| What is required |
Please swap "Desktop" for "Documents" wherever it occurs in the entries below and repeat every line otherwise unchanged, leaving out the pictures.

| Listed records |
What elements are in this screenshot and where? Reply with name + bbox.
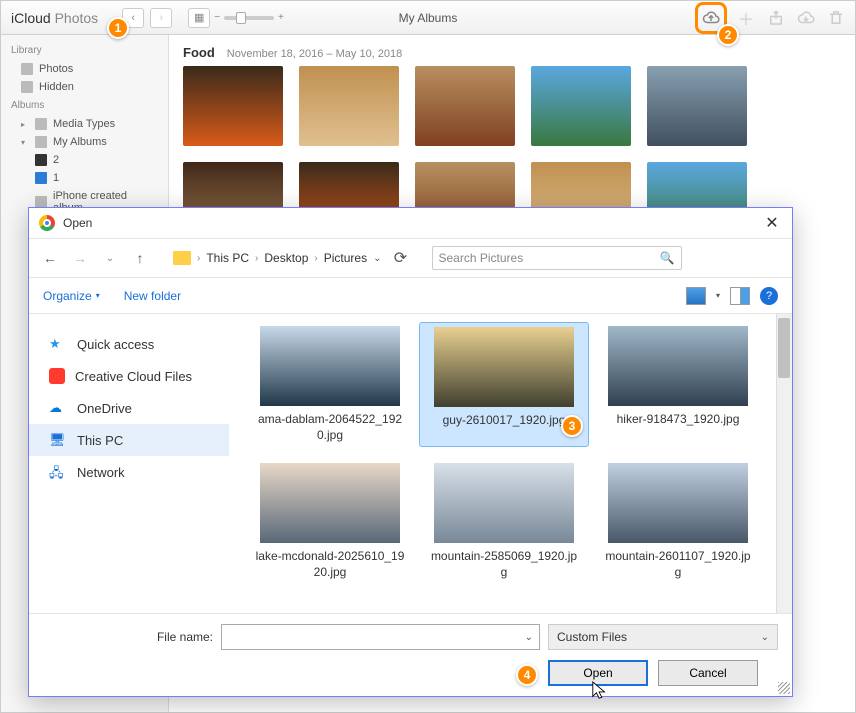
file-name-input[interactable]: ⌄	[221, 624, 540, 650]
preview-pane-icon[interactable]	[730, 287, 750, 305]
organize-menu[interactable]: Organize▾	[43, 289, 100, 303]
file-item[interactable]: ama-dablam-2064522_1920.jpg	[245, 322, 415, 447]
view-mode-icon[interactable]	[686, 287, 706, 305]
photo-thumbnail[interactable]	[183, 66, 283, 146]
dialog-sidebar: ★Quick access Creative Cloud Files ☁OneD…	[29, 314, 229, 613]
scrollbar[interactable]	[776, 314, 792, 613]
dialog-toolbar: Organize▾ New folder ▾ ?	[29, 278, 792, 314]
file-item[interactable]: mountain-2585069_1920.jpg	[419, 459, 589, 584]
file-grid-area: ama-dablam-2064522_1920.jpg guy-2610017_…	[229, 314, 792, 613]
sidebar-item-media-types[interactable]: ▸Media Types	[1, 115, 168, 133]
sidebar-item-album-2[interactable]: 2	[1, 151, 168, 169]
photo-thumbnail[interactable]	[531, 66, 631, 146]
sidebar-item-hidden[interactable]: Hidden	[1, 78, 168, 96]
new-folder-button[interactable]: New folder	[124, 289, 181, 303]
photo-thumbnail[interactable]	[299, 66, 399, 146]
file-open-dialog: Open ✕ ← → ⌄ ↑ › This PC › Desktop › Pic…	[28, 207, 793, 697]
download-cloud-icon[interactable]	[795, 7, 817, 29]
help-icon[interactable]: ?	[760, 287, 778, 305]
nav-recent-dropdown[interactable]: ⌄	[99, 247, 121, 269]
cancel-button[interactable]: Cancel	[658, 660, 758, 686]
sidebar-quick-access[interactable]: ★Quick access	[29, 328, 229, 360]
breadcrumb-segment[interactable]: Desktop	[264, 251, 308, 265]
nav-up-icon[interactable]: ↑	[129, 247, 151, 269]
refresh-icon[interactable]: ⟳	[390, 247, 412, 269]
dialog-title: Open	[63, 216, 92, 230]
view-mode-dropdown[interactable]: ▾	[716, 291, 720, 300]
breadcrumb-segment[interactable]: Pictures	[324, 251, 367, 265]
sidebar-item-album-1[interactable]: 1	[1, 169, 168, 187]
sidebar-creative-cloud[interactable]: Creative Cloud Files	[29, 360, 229, 392]
photo-thumbnail[interactable]	[415, 66, 515, 146]
chrome-icon	[39, 215, 55, 231]
resize-grip[interactable]	[778, 682, 790, 694]
mouse-cursor	[591, 680, 609, 702]
breadcrumb-dropdown[interactable]: ⌄	[373, 253, 381, 264]
nav-forward-button[interactable]: ›	[150, 8, 172, 28]
dialog-titlebar: Open ✕	[29, 208, 792, 238]
app-title: iCloud Photos	[11, 10, 98, 26]
dialog-footer: File name: ⌄ Custom Files⌄ Open Cancel	[29, 613, 792, 696]
search-icon: 🔍	[660, 251, 675, 265]
delete-icon[interactable]	[825, 7, 847, 29]
search-input[interactable]: Search Pictures 🔍	[432, 246, 682, 270]
breadcrumb-segment[interactable]: This PC	[206, 251, 249, 265]
sidebar-this-pc[interactable]: 🖥This PC	[29, 424, 229, 456]
sidebar-section-albums: Albums	[1, 96, 168, 115]
album-name: Food	[183, 45, 215, 60]
file-item[interactable]: lake-mcdonald-2025610_1920.jpg	[245, 459, 415, 584]
upload-icon[interactable]	[700, 7, 722, 29]
file-name-label: File name:	[43, 630, 213, 644]
add-icon[interactable]: ＋	[735, 7, 757, 29]
sidebar-section-library: Library	[1, 41, 168, 60]
annotation-badge-2: 2	[717, 24, 739, 46]
file-item[interactable]: mountain-2601107_1920.jpg	[593, 459, 763, 584]
nav-back-icon[interactable]: ←	[39, 247, 61, 269]
file-type-filter[interactable]: Custom Files⌄	[548, 624, 778, 650]
folder-icon	[173, 251, 191, 265]
annotation-badge-4: 4	[516, 664, 538, 686]
annotation-badge-1: 1	[107, 17, 129, 39]
zoom-slider[interactable]	[224, 16, 274, 20]
file-item[interactable]: hiker-918473_1920.jpg	[593, 322, 763, 447]
grid-view-button[interactable]: ▦	[188, 8, 210, 28]
close-button[interactable]: ✕	[762, 213, 782, 233]
breadcrumb[interactable]: › This PC › Desktop › Pictures	[173, 251, 367, 265]
photo-thumbnail[interactable]	[647, 66, 747, 146]
sidebar-network[interactable]: 🖧Network	[29, 456, 229, 488]
dialog-nav-bar: ← → ⌄ ↑ › This PC › Desktop › Pictures ⌄…	[29, 238, 792, 278]
share-icon[interactable]	[765, 7, 787, 29]
sidebar-item-my-albums[interactable]: ▾My Albums	[1, 133, 168, 151]
annotation-badge-3: 3	[561, 415, 583, 437]
album-date-range: November 18, 2016 – May 10, 2018	[227, 48, 403, 60]
nav-forward-icon[interactable]: →	[69, 247, 91, 269]
sidebar-item-photos[interactable]: Photos	[1, 60, 168, 78]
sidebar-onedrive[interactable]: ☁OneDrive	[29, 392, 229, 424]
location-label: My Albums	[399, 11, 458, 25]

| Result of this exercise |
What elements are in this screenshot and where? Reply with name + bbox.
file-name-input[interactable]: ⌄	[221, 624, 540, 650]
preview-pane-icon[interactable]	[730, 287, 750, 305]
organize-menu[interactable]: Organize▾	[43, 289, 100, 303]
file-item[interactable]: ama-dablam-2064522_1920.jpg	[245, 322, 415, 447]
view-mode-icon[interactable]	[686, 287, 706, 305]
photo-thumbnail[interactable]	[183, 66, 283, 146]
dialog-sidebar: ★Quick access Creative Cloud Files ☁OneD…	[29, 314, 229, 613]
scrollbar[interactable]	[776, 314, 792, 613]
dialog-toolbar: Organize▾ New folder ▾ ?	[29, 278, 792, 314]
file-item[interactable]: mountain-2585069_1920.jpg	[419, 459, 589, 584]
file-grid-area: ama-dablam-2064522_1920.jpg guy-2610017_…	[229, 314, 792, 613]
sidebar-item-media-types[interactable]: ▸Media Types	[1, 115, 168, 133]
sidebar-item-album-2[interactable]: 2	[1, 151, 168, 169]
photo-thumbnail[interactable]	[531, 66, 631, 146]
sidebar-item-hidden[interactable]: Hidden	[1, 78, 168, 96]
new-folder-button[interactable]: New folder	[124, 289, 181, 303]
photo-thumbnail[interactable]	[299, 66, 399, 146]
file-open-dialog: Open ✕ ← → ⌄ ↑ › This PC › Documents › Pic…	[28, 207, 793, 697]
download-cloud-icon[interactable]	[795, 7, 817, 29]
help-icon[interactable]: ?	[760, 287, 778, 305]
nav-recent-dropdown[interactable]: ⌄	[99, 247, 121, 269]
cancel-button[interactable]: Cancel	[658, 660, 758, 686]
sidebar-quick-access[interactable]: ★Quick access	[29, 328, 229, 360]
breadcrumb-segment[interactable]: Documents	[264, 251, 308, 265]
nav-up-icon[interactable]: ↑	[129, 247, 151, 269]
refresh-icon[interactable]: ⟳	[390, 247, 412, 269]
dialog-title: Open	[63, 216, 92, 230]
view-mode-dropdown[interactable]: ▾	[716, 291, 720, 300]
breadcrumb-segment[interactable]: Pictures	[324, 251, 367, 265]
sidebar-item-album-1[interactable]: 1	[1, 169, 168, 187]
sidebar-creative-cloud[interactable]: Creative Cloud Files	[29, 360, 229, 392]
photo-thumbnail[interactable]	[415, 66, 515, 146]
chrome-icon	[39, 215, 55, 231]
resize-grip[interactable]	[778, 682, 790, 694]
mouse-cursor	[591, 680, 609, 702]
breadcrumb-dropdown[interactable]: ⌄	[373, 253, 381, 264]
nav-forward-button[interactable]: ›	[150, 8, 172, 28]
dialog-titlebar: Open ✕	[29, 208, 792, 238]
app-title: iCloud Photos	[11, 10, 98, 26]
dialog-footer: File name: ⌄ Custom Files⌄ Open Cancel	[29, 613, 792, 696]
search-icon: 🔍	[660, 251, 675, 265]
delete-icon[interactable]	[825, 7, 847, 29]
search-input[interactable]: Search Pictures 🔍	[432, 246, 682, 270]
breadcrumb-segment[interactable]: This PC	[206, 251, 249, 265]
sidebar-this-pc[interactable]: 🖥This PC	[29, 424, 229, 456]
sidebar-section-albums: Albums	[1, 96, 168, 115]
album-name: Food	[183, 45, 215, 60]
file-item[interactable]: lake-mcdonald-2025610_1920.jpg	[245, 459, 415, 584]
upload-icon[interactable]	[700, 7, 722, 29]
file-name-label: File name:	[43, 630, 213, 644]
add-icon[interactable]: ＋	[735, 7, 757, 29]
sidebar-section-library: Library	[1, 41, 168, 60]
annotation-badge-2: 2	[717, 24, 739, 46]
file-item[interactable]: mountain-2601107_1920.jpg	[593, 459, 763, 584]
nav-back-icon[interactable]: ←	[39, 247, 61, 269]
file-type-filter[interactable]: Custom Files⌄	[548, 624, 778, 650]
folder-icon	[173, 251, 191, 265]
annotation-badge-4: 4	[516, 664, 538, 686]
annotation-badge-1: 1	[107, 17, 129, 39]
zoom-slider[interactable]	[224, 16, 274, 20]
file-item[interactable]: hiker-918473_1920.jpg	[593, 322, 763, 447]
grid-view-button[interactable]: ▦	[188, 8, 210, 28]
close-button[interactable]: ✕	[762, 213, 782, 233]
breadcrumb[interactable]: › This PC › Documents › Pictures	[173, 251, 367, 265]
photo-thumbnail[interactable]	[647, 66, 747, 146]
sidebar-network[interactable]: 🖧Network	[29, 456, 229, 488]
dialog-nav-bar: ← → ⌄ ↑ › This PC › Documents › Pictures ⌄…	[29, 238, 792, 278]
share-icon[interactable]	[765, 7, 787, 29]
sidebar-item-my-albums[interactable]: ▾My Albums	[1, 133, 168, 151]
annotation-badge-3: 3	[561, 415, 583, 437]
album-date-range: November 18, 2016 – May 10, 2018	[227, 48, 403, 60]
nav-forward-icon[interactable]: →	[69, 247, 91, 269]
sidebar-item-photos[interactable]: Photos	[1, 60, 168, 78]
sidebar-onedrive[interactable]: ☁OneDrive	[29, 392, 229, 424]
location-label: My Albums	[399, 11, 458, 25]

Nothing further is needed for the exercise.